## [Goal]
Locate every line in the records below that holds the word "Output" and return each one.

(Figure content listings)
****************************************

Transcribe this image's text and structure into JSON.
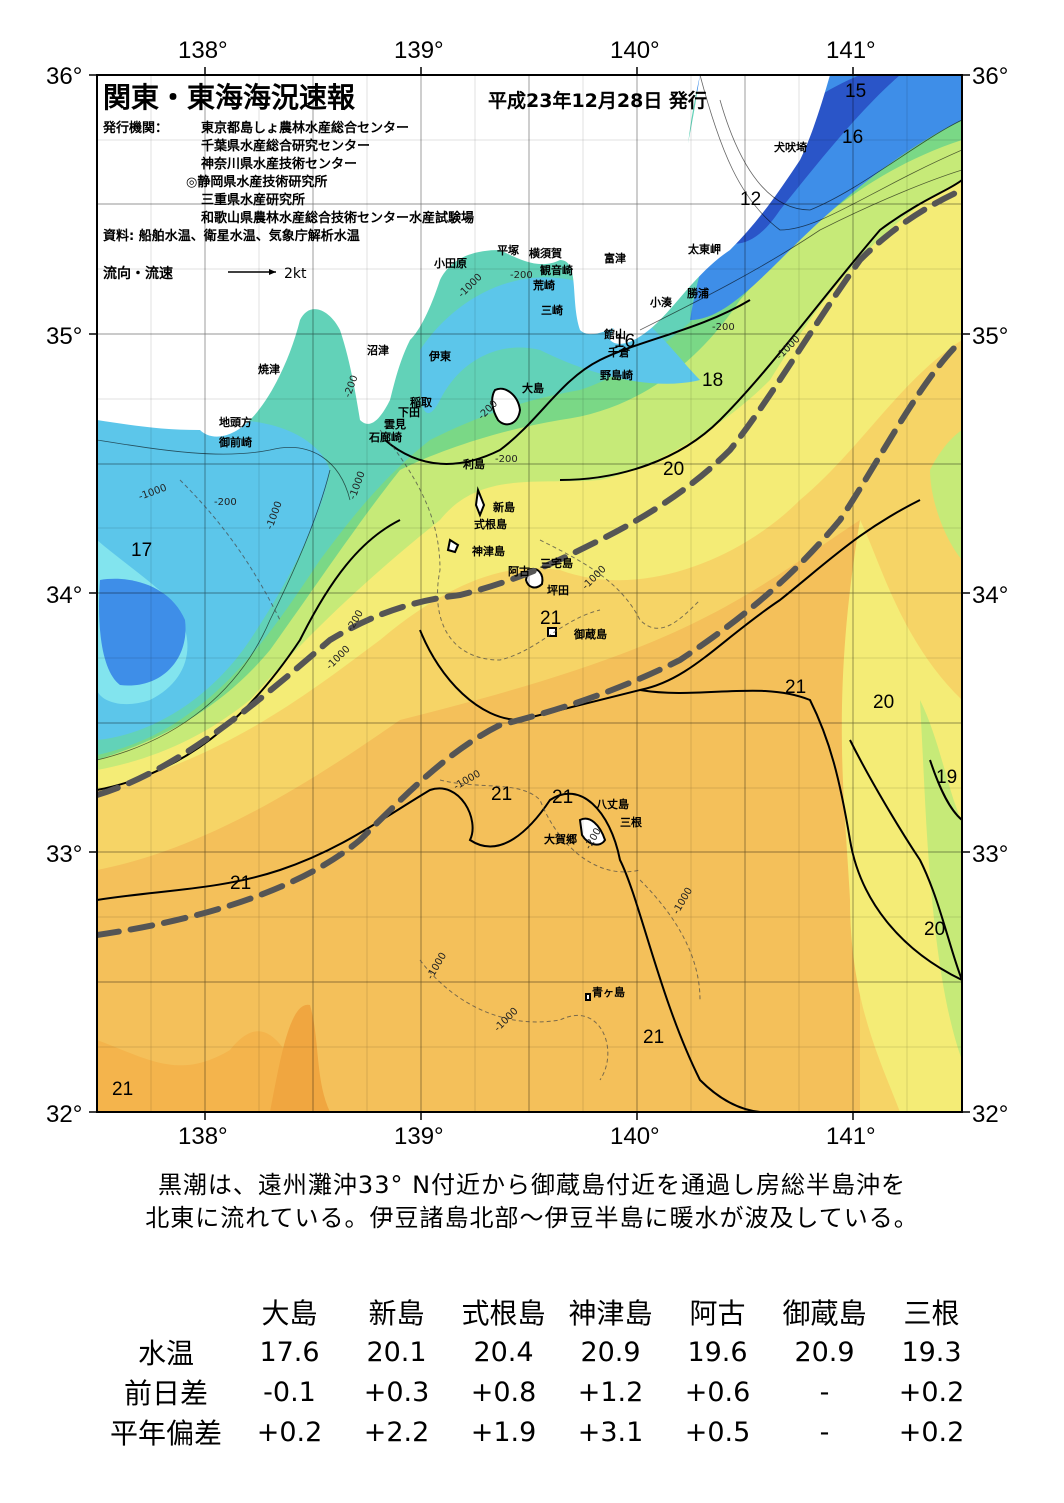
{
  "header": {
    "title": "関東・東海海況速報",
    "date_label": "平成23年12月28日 発行",
    "publisher_label": "発行機関：",
    "publishers": [
      "東京都島しょ農林水産総合センター",
      "千葉県水産総合研究センター",
      "神奈川県水産技術センター",
      "◎静岡県水産技術研究所",
      "三重県水産研究所",
      "和歌山県農林水産総合技術センター水産試験場"
    ],
    "sources": "資料: 船舶水温、衛星水温、気象庁解析水温",
    "flow_legend_label": "流向・流速",
    "flow_legend_scale": "2kt"
  },
  "axes": {
    "lon_labels": [
      "138°",
      "139°",
      "140°",
      "141°"
    ],
    "lat_labels": [
      "36°",
      "35°",
      "34°",
      "33°",
      "32°"
    ],
    "lon_range": [
      137.5,
      141.5
    ],
    "lat_range": [
      32,
      36
    ]
  },
  "contour_labels": {
    "temperature": [
      "15",
      "16",
      "12",
      "16",
      "18",
      "20",
      "17",
      "21",
      "21",
      "20",
      "19",
      "21",
      "21",
      "21",
      "20",
      "21",
      "21"
    ],
    "depth": [
      "-200",
      "-1000",
      "-200",
      "-200",
      "-200",
      "-1000",
      "-200",
      "-1000",
      "-1000",
      "-200",
      "-1000",
      "-1000",
      "-1000",
      "-1000",
      "-200",
      "-1000",
      "-1000",
      "-200",
      "-1000"
    ]
  },
  "place_names": [
    "犬吠埼",
    "太東岬",
    "勝浦",
    "小湊",
    "富津",
    "館山",
    "千倉",
    "野島崎",
    "小田原",
    "平塚",
    "横須賀",
    "観音崎",
    "荒崎",
    "三崎",
    "沼津",
    "伊東",
    "焼津",
    "稲取",
    "下田",
    "雲見",
    "石廊崎",
    "地頭方",
    "御前崎",
    "大島",
    "利島",
    "新島",
    "式根島",
    "神津島",
    "三宅島",
    "阿古",
    "坪田",
    "御蔵島",
    "八丈島",
    "三根",
    "大賀郷",
    "青ヶ島"
  ],
  "colors": {
    "coldest": "#2a55c8",
    "cold": "#3e8ee8",
    "cool": "#5cc6ea",
    "cyan": "#82e4ee",
    "teal": "#62d2b8",
    "green": "#7ad886",
    "light_green": "#c6ea78",
    "yellow": "#f4ec76",
    "light_orange": "#f6d466",
    "orange": "#f4b44c",
    "kuroshio_axis": "#555555"
  },
  "summary": [
    "黒潮は、遠州灘沖33° N付近から御蔵島付近を通過し房総半島沖を",
    "北東に流れている。伊豆諸島北部～伊豆半島に暖水が波及している。"
  ],
  "table": {
    "columns": [
      "大島",
      "新島",
      "式根島",
      "神津島",
      "阿古",
      "御蔵島",
      "三根"
    ],
    "rows": [
      {
        "label": "水温",
        "values": [
          "17.6",
          "20.1",
          "20.4",
          "20.9",
          "19.6",
          "20.9",
          "19.3"
        ]
      },
      {
        "label": "前日差",
        "values": [
          "-0.1",
          "+0.3",
          "+0.8",
          "+1.2",
          "+0.6",
          "-",
          "+0.2"
        ]
      },
      {
        "label": "平年偏差",
        "values": [
          "+0.2",
          "+2.2",
          "+1.9",
          "+3.1",
          "+0.5",
          "-",
          "+0.2"
        ]
      }
    ]
  }
}
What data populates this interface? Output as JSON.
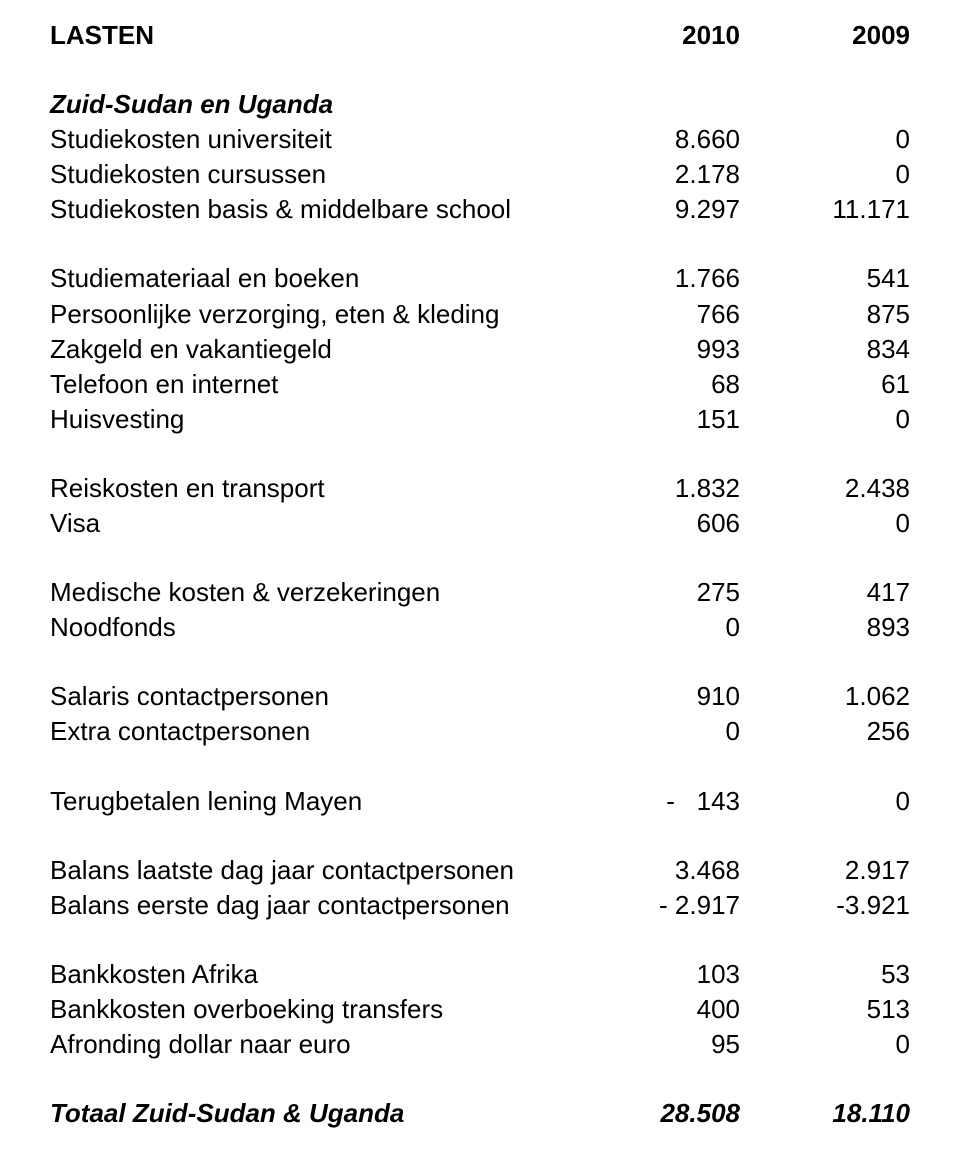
{
  "header": {
    "title": "LASTEN",
    "col2010": "2010",
    "col2009": "2009"
  },
  "section1_title": "Zuid-Sudan en Uganda",
  "rows": {
    "r1": {
      "label": "Studiekosten universiteit",
      "c1": "8.660",
      "c2": "0"
    },
    "r2": {
      "label": "Studiekosten cursussen",
      "c1": "2.178",
      "c2": "0"
    },
    "r3": {
      "label": "Studiekosten basis & middelbare school",
      "c1": "9.297",
      "c2": "11.171"
    },
    "r4": {
      "label": "Studiemateriaal en boeken",
      "c1": "1.766",
      "c2": "541"
    },
    "r5": {
      "label": "Persoonlijke verzorging, eten & kleding",
      "c1": "766",
      "c2": "875"
    },
    "r6": {
      "label": "Zakgeld en vakantiegeld",
      "c1": "993",
      "c2": "834"
    },
    "r7": {
      "label": "Telefoon en internet",
      "c1": "68",
      "c2": "61"
    },
    "r8": {
      "label": "Huisvesting",
      "c1": "151",
      "c2": "0"
    },
    "r9": {
      "label": "Reiskosten en transport",
      "c1": "1.832",
      "c2": "2.438"
    },
    "r10": {
      "label": "Visa",
      "c1": "606",
      "c2": "0"
    },
    "r11": {
      "label": "Medische kosten & verzekeringen",
      "c1": "275",
      "c2": "417"
    },
    "r12": {
      "label": "Noodfonds",
      "c1": "0",
      "c2": "893"
    },
    "r13": {
      "label": "Salaris contactpersonen",
      "c1": "910",
      "c2": "1.062"
    },
    "r14": {
      "label": "Extra contactpersonen",
      "c1": "0",
      "c2": "256"
    },
    "r15": {
      "label": "Terugbetalen lening Mayen",
      "c1": "-   143",
      "c2": "0"
    },
    "r16": {
      "label": "Balans laatste dag jaar contactpersonen",
      "c1": "3.468",
      "c2": "2.917"
    },
    "r17": {
      "label": "Balans eerste dag jaar contactpersonen",
      "c1": "- 2.917",
      "c2": "-3.921"
    },
    "r18": {
      "label": "Bankkosten Afrika",
      "c1": "103",
      "c2": "53"
    },
    "r19": {
      "label": "Bankkosten overboeking transfers",
      "c1": "400",
      "c2": "513"
    },
    "r20": {
      "label": "Afronding dollar naar euro",
      "c1": "95",
      "c2": "0"
    }
  },
  "total": {
    "label": "Totaal Zuid-Sudan & Uganda",
    "c1": "28.508",
    "c2": "18.110"
  },
  "style": {
    "text_color": "#000000",
    "background_color": "#ffffff",
    "font_family": "Verdana",
    "base_fontsize_pt": 20,
    "bold_weight": 700,
    "col_label_align": "left",
    "col_num_align": "right"
  }
}
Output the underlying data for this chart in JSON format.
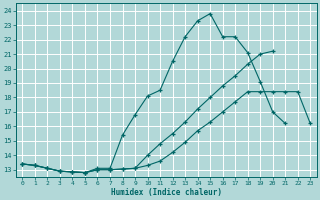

****************************************

## [Exercise result]
What data populates this interface? Output as JSON.
Output the underlying data for this chart in JSON format.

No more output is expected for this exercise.